Exercise material —
=====
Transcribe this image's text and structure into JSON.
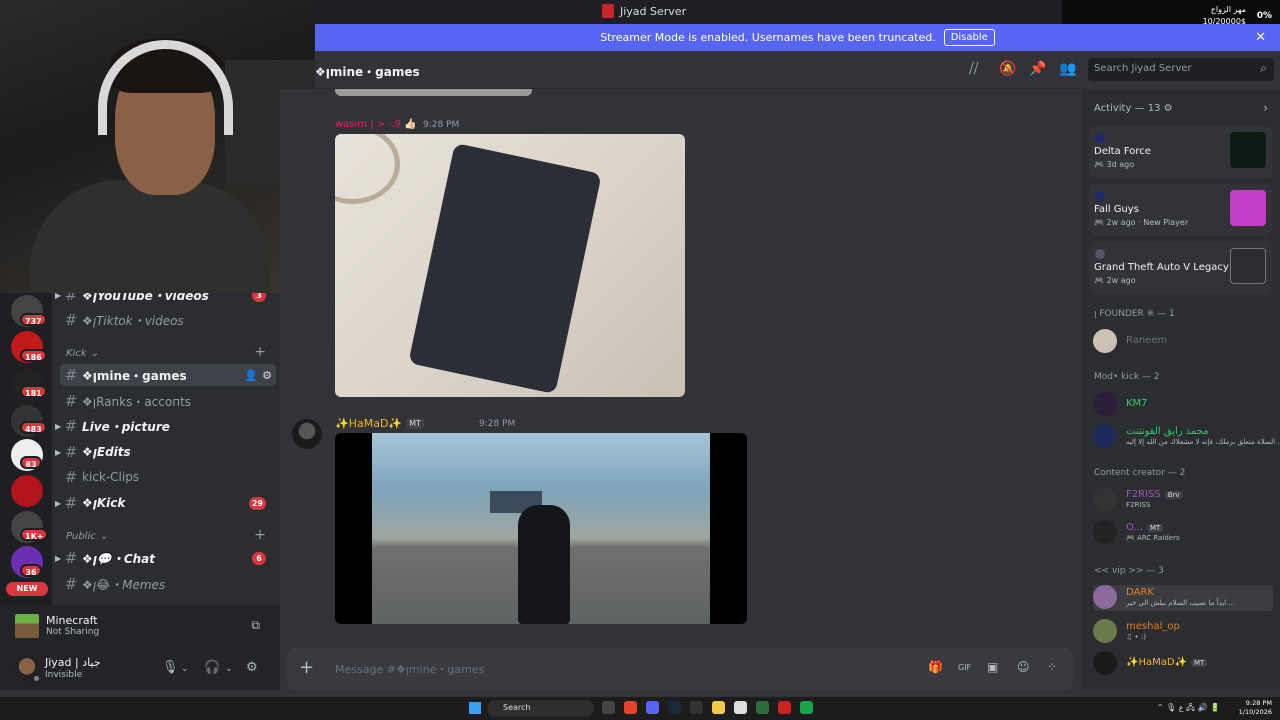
{
  "titlebar": {
    "server_name": "Jiyad Server"
  },
  "notification": {
    "line1": "مهر الزواج",
    "line2": "10/20000$",
    "percent": "0%"
  },
  "banner": {
    "text": "Streamer Mode is enabled. Usernames have been truncated.",
    "button": "Disable"
  },
  "rail": {
    "badges": [
      "737",
      "186",
      "181",
      "483",
      "83",
      "1K+",
      "36"
    ],
    "new_label": "NEW"
  },
  "channels": {
    "items": [
      {
        "name": "❖ꞁYouTube・videos",
        "badge": "3"
      },
      {
        "name": "❖ꞁTiktok・videos"
      },
      {
        "name": "❖ꞁmine・games"
      },
      {
        "name": "❖ꞁRanks・accoпts"
      },
      {
        "name": "Live・picture"
      },
      {
        "name": "❖ꞁEdits"
      },
      {
        "name": "kick-Clips"
      },
      {
        "name": "❖ꞁKick",
        "badge": "29"
      },
      {
        "name": "❖ꞁ💬・Chat",
        "badge": "6"
      },
      {
        "name": "❖ꞁ😂・Memes"
      }
    ],
    "categories": {
      "kick": "Kick",
      "public": "Public"
    }
  },
  "voice": {
    "game": "Minecraft",
    "status": "Not Sharing"
  },
  "user": {
    "name": "Jiyad | جياد",
    "status": "Invisible"
  },
  "chat": {
    "channel_title": "❖ꞁmine・games",
    "search_placeholder": "Search Jiyad Server",
    "msg1": {
      "author": "wasim | > ·.9 👍🏻",
      "time": "9:28 PM"
    },
    "msg2": {
      "author": "✨HaMaD✨",
      "tag": "MT",
      "time": "9:28 PM"
    },
    "composer_placeholder": "Message #❖ꞁmine・games"
  },
  "activity": {
    "header": "Activity — 13",
    "cards": [
      {
        "game": "Delta Force",
        "meta": "3d ago",
        "extra": ""
      },
      {
        "game": "Fall Guys",
        "meta": "2w ago",
        "extra": "New Player"
      },
      {
        "game": "Grand Theft Auto V Legacy",
        "meta": "2w ago",
        "extra": ""
      }
    ]
  },
  "members": {
    "founder_role": "ꞁ FOUNDER ※ — 1",
    "founder_name": "Raneem",
    "mod_role": "Mod• kick — 2",
    "mod1_name": "KM7",
    "mod2_name": "محمد رايق القونتنت",
    "mod2_sub": "الصلاة متعلق برملك، فإنه لا مشغلاك من الله إلا إليه ...",
    "cc_role": "Content creator — 2",
    "cc1_name": "F2RISS",
    "cc1_tag": "Brv",
    "cc1_sub": "F2RISS",
    "cc2_name": "O...",
    "cc2_tag": "MT",
    "cc2_sub": "ARC Raiders",
    "vip_role": "<< vip >> — 3",
    "vip1_name": "DARK",
    "vip1_sub": "ابداً ما تصيب السلام ببلش الى خير ...",
    "vip2_name": "meshal_op",
    "vip2_sub": "♫ • :)",
    "vip3_name": "✨HaMaD✨",
    "vip3_tag": "MT"
  },
  "taskbar": {
    "search": "Search",
    "time": "9:28 PM",
    "date": "1/10/2026"
  },
  "colors": {
    "accent": "#5865f2",
    "badge": "#da373c",
    "bg": "#313338",
    "sidebar": "#2b2d31"
  }
}
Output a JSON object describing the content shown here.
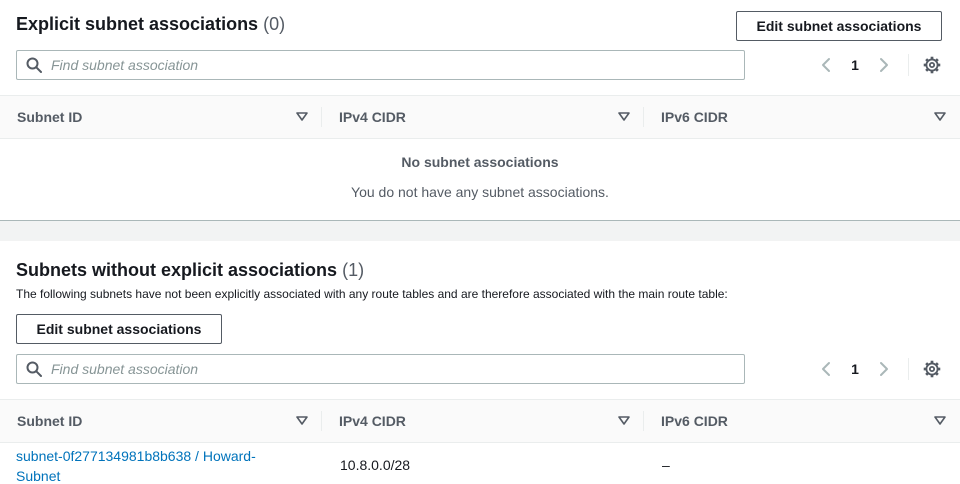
{
  "explicit": {
    "title": "Explicit subnet associations",
    "count": "(0)",
    "edit_button": "Edit subnet associations",
    "search_placeholder": "Find subnet association",
    "page": "1",
    "columns": [
      "Subnet ID",
      "IPv4 CIDR",
      "IPv6 CIDR"
    ],
    "empty_title": "No subnet associations",
    "empty_text": "You do not have any subnet associations."
  },
  "implicit": {
    "title": "Subnets without explicit associations",
    "count": "(1)",
    "description": "The following subnets have not been explicitly associated with any route tables and are therefore associated with the main route table:",
    "edit_button": "Edit subnet associations",
    "search_placeholder": "Find subnet association",
    "page": "1",
    "columns": [
      "Subnet ID",
      "IPv4 CIDR",
      "IPv6 CIDR"
    ],
    "rows": [
      {
        "subnet_id_line1": "subnet-0f277134981b8b638 / Howard-",
        "subnet_id_line2": "Subnet",
        "ipv4": "10.8.0.0/28",
        "ipv6": "–"
      }
    ]
  },
  "colors": {
    "link": "#0073bb",
    "text": "#16191f",
    "muted": "#545b64",
    "border": "#aab7b8"
  },
  "icons": [
    "search-icon",
    "chevron-left-icon",
    "chevron-right-icon",
    "gear-icon",
    "sort-caret-icon"
  ]
}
=====
Aim of the task — Your job is to transcribe the entries above exactly; skip the pictures.

Response for this exercise —
Transcribe this image's text and structure into JSON.
{
  "titlebar": {
    "server_name": "Jiyad Server"
  },
  "notification": {
    "line1": "مهر الزواج",
    "line2": "10/20000$",
    "percent": "0%"
  },
  "banner": {
    "text": "Streamer Mode is enabled. Usernames have been truncated.",
    "button": "Disable"
  },
  "rail": {
    "badges": [
      "737",
      "186",
      "181",
      "483",
      "83",
      "1K+",
      "36"
    ],
    "new_label": "NEW"
  },
  "channels": {
    "items": [
      {
        "name": "❖ꞁYouTube・videos",
        "badge": "3"
      },
      {
        "name": "❖ꞁTiktok・videos"
      },
      {
        "name": "❖ꞁmine・games"
      },
      {
        "name": "❖ꞁRanks・accoпts"
      },
      {
        "name": "Live・picture"
      },
      {
        "name": "❖ꞁEdits"
      },
      {
        "name": "kick-Clips"
      },
      {
        "name": "❖ꞁKick",
        "badge": "29"
      },
      {
        "name": "❖ꞁ💬・Chat",
        "badge": "6"
      },
      {
        "name": "❖ꞁ😂・Memes"
      }
    ],
    "categories": {
      "kick": "Kick",
      "public": "Public"
    }
  },
  "voice": {
    "game": "Minecraft",
    "status": "Not Sharing"
  },
  "user": {
    "name": "Jiyad | جياد",
    "status": "Invisible"
  },
  "chat": {
    "channel_title": "❖ꞁmine・games",
    "search_placeholder": "Search Jiyad Server",
    "msg1": {
      "author": "wasim | > ·.9 👍🏻",
      "time": "9:28 PM"
    },
    "msg2": {
      "author": "✨HaMaD✨",
      "tag": "MT",
      "time": "9:28 PM"
    },
    "composer_placeholder": "Message #❖ꞁmine・games"
  },
  "activity": {
    "header": "Activity — 13",
    "cards": [
      {
        "game": "Delta Force",
        "meta": "3d ago",
        "extra": ""
      },
      {
        "game": "Fall Guys",
        "meta": "2w ago",
        "extra": "New Player"
      },
      {
        "game": "Grand Theft Auto V Legacy",
        "meta": "2w ago",
        "extra": ""
      }
    ]
  },
  "members": {
    "founder_role": "ꞁ FOUNDER ※ — 1",
    "founder_name": "Raneem",
    "mod_role": "Mod• kick — 2",
    "mod1_name": "KM7",
    "mod2_name": "محمد رايق القونتنت",
    "mod2_sub": "الصلاة متعلق برملك، فإنه لا مشغلاك من الله إلا إليه ...",
    "cc_role": "Content creator — 2",
    "cc1_name": "F2RISS",
    "cc1_tag": "Brv",
    "cc1_sub": "F2RISS",
    "cc2_name": "O...",
    "cc2_tag": "MT",
    "cc2_sub": "ARC Raiders",
    "vip_role": "<< vip >> — 3",
    "vip1_name": "DARK",
    "vip1_sub": "ابداً ما تصيب السلام ببلش الى خير ...",
    "vip2_name": "meshal_op",
    "vip2_sub": "♫ • :)",
    "vip3_name": "✨HaMaD✨",
    "vip3_tag": "MT"
  },
  "taskbar": {
    "search": "Search",
    "time": "9:28 PM",
    "date": "1/10/2026"
  },
  "colors": {
    "accent": "#5865f2",
    "badge": "#da373c",
    "bg": "#313338",
    "sidebar": "#2b2d31"
  }
}
Output a JSON object describing the content shown here.
{
  "explicit": {
    "title": "Explicit subnet associations",
    "count": "(0)",
    "edit_button": "Edit subnet associations",
    "search_placeholder": "Find subnet association",
    "page": "1",
    "columns": [
      "Subnet ID",
      "IPv4 CIDR",
      "IPv6 CIDR"
    ],
    "empty_title": "No subnet associations",
    "empty_text": "You do not have any subnet associations."
  },
  "implicit": {
    "title": "Subnets without explicit associations",
    "count": "(1)",
    "description": "The following subnets have not been explicitly associated with any route tables and are therefore associated with the main route table:",
    "edit_button": "Edit subnet associations",
    "search_placeholder": "Find subnet association",
    "page": "1",
    "columns": [
      "Subnet ID",
      "IPv4 CIDR",
      "IPv6 CIDR"
    ],
    "rows": [
      {
        "subnet_id_line1": "subnet-0f277134981b8b638 / Howard-",
        "subnet_id_line2": "Subnet",
        "ipv4": "10.8.0.0/28",
        "ipv6": "–"
      }
    ]
  },
  "colors": {
    "link": "#0073bb",
    "text": "#16191f",
    "muted": "#545b64",
    "border": "#aab7b8"
  },
  "icons": [
    "search-icon",
    "chevron-left-icon",
    "chevron-right-icon",
    "gear-icon",
    "sort-caret-icon"
  ]
}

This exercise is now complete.